I think the real reason may be hinted at in DavRob60 quote of Wookieepedia. If they lead to a cooling pit it could be one of two things.

1) Prevent people from accentually wondering into a pit of death. Although beams of death isn't much better.

2) The fields may also interrupt venting and so periodically need to be opened in sequence in order to allow for proper venting.

  • 3
    That's a good explanation of why they'd open periodically.
    – AncientSwordRage
    Feb 28 '12 at 18:08
  • 2
    But why do they need lasers to interrupt the venting instead of physical gates?
    – Tango
    Feb 28 '12 at 18:16
  • That sounds like a whole new question :D
    – Ashterothi
    Feb 28 '12 at 18:18
  • 1
    @Tango its a passive safety system. In the event of a power loss your vent opens. As opposed to a physical door which could become stuck. Nov 17 '14 at 8:39
  • 1
    I know we don't get a good look at the ceiling, but shouldn't the venting go upwards instead of through the gates horizontally and into the power generator room? Also if the gates weren't there, how does one accidentally wander down a 100ft hallway and fall into a hole? Mar 12 '17 at 14:57

The "laser walls" are mentioned in the film's official novelisation:

The service corridor was armed with lasers against unauthorized intrusion. There would be a shutoff switch somewhere at both ends of the passage, but it was too late to look for it now.

The film's junior novelisation backs this up and offers a little extra info:

As he reached the door, a series of laser walls went up all along the hallway on the other side — deadly force fields designed to keep unauthorized people and droids out of the area. Obi-Wan peered down the corridor. There were four laser walls between him and Qui-Gon, and five between Obi-Wan and the Sith Lord.

  • 2
    But I could just take my time and walk through as the gates turned off an on. Mar 12 '17 at 14:58
  • 2
    @KimberlyW - Indeed. And the guards would have plenty of time to see you sauntering through.
    – Valorum
    Mar 12 '17 at 14:59

This Wookieepedia article suggests that the laser gates were inspired by a Naboo legend about chaos.

  • 2
    Welcome to the site! Maybe include a summary of the main point(s) you're making, rather than just provide a link.
    – RedCaio
    Jan 25 '16 at 6:36

Honestly, those gates just make no sense. And their periodic alternation defies all but the most convoluted and contrived explanation. If George Lucas were a little more creative he would have found a less artificial way of accomplishing this plot point, but, you know, he isn't... It's always bothered me a lot in this scene, because I'm distracted from the drama of the duel by the absurdity environment.

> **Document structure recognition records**
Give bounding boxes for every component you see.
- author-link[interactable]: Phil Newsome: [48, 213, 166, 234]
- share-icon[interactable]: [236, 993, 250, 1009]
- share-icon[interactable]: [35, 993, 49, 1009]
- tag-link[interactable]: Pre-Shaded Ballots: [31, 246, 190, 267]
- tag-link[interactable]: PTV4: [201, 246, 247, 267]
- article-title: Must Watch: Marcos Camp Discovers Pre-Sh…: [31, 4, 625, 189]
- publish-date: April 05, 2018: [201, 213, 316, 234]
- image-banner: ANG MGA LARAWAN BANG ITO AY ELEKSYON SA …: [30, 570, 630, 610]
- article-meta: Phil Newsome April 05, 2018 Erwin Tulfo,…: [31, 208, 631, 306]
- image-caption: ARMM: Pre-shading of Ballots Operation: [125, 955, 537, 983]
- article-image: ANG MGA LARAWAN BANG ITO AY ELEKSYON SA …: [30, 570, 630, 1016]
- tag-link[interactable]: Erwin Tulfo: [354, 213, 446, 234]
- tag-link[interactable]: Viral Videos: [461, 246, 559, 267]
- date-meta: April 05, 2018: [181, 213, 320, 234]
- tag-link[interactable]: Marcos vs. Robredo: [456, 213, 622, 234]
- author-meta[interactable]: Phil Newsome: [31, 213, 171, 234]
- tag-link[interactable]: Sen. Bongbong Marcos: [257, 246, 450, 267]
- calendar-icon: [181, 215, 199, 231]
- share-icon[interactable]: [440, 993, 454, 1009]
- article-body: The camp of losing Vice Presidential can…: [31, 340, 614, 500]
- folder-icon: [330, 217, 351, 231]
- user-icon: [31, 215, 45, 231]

> **TASK DETAILS**
Quote the laser gates discussion word for word, between "The film's junior" and "the Sith Lord.", inclusive. The records have no role in this work.

> **WRITTEN SOLUTION**
The film's junior novelisation backs this up and offers a little extra info:

As he reached the door, a series of laser walls went up all along the hallway on the other side — deadly force fields designed to keep unauthorized people and droids out of the area. Obi-Wan peered down the corridor. There were four laser walls between him and Qui-Gon, and five between Obi-Wan and the Sith Lord.